**Task directions:**
From the listing below, pick out each line with the word "High".

**Information given:**
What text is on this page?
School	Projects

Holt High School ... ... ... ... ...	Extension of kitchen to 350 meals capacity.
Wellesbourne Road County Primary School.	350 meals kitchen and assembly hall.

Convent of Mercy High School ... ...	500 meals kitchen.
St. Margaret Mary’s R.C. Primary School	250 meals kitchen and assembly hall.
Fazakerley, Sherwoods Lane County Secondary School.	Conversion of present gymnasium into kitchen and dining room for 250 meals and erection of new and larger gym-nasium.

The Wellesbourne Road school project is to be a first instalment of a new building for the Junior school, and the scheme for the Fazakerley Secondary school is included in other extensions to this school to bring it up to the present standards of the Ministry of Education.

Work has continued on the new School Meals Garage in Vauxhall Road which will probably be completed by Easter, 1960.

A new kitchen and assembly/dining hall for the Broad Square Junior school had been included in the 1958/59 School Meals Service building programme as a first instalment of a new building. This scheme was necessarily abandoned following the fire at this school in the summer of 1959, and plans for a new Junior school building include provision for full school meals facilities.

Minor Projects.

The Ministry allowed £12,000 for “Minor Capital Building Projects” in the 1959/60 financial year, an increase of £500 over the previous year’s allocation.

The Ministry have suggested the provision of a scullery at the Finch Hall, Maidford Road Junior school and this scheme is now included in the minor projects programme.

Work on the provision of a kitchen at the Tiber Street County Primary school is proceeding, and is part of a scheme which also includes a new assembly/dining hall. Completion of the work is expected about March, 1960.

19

**Task output:**
Holt High School ... ... ... ... ...	Extension of kitchen to 350 meals capacity.
Convent of Mercy High School ... ...	500 meals kitchen.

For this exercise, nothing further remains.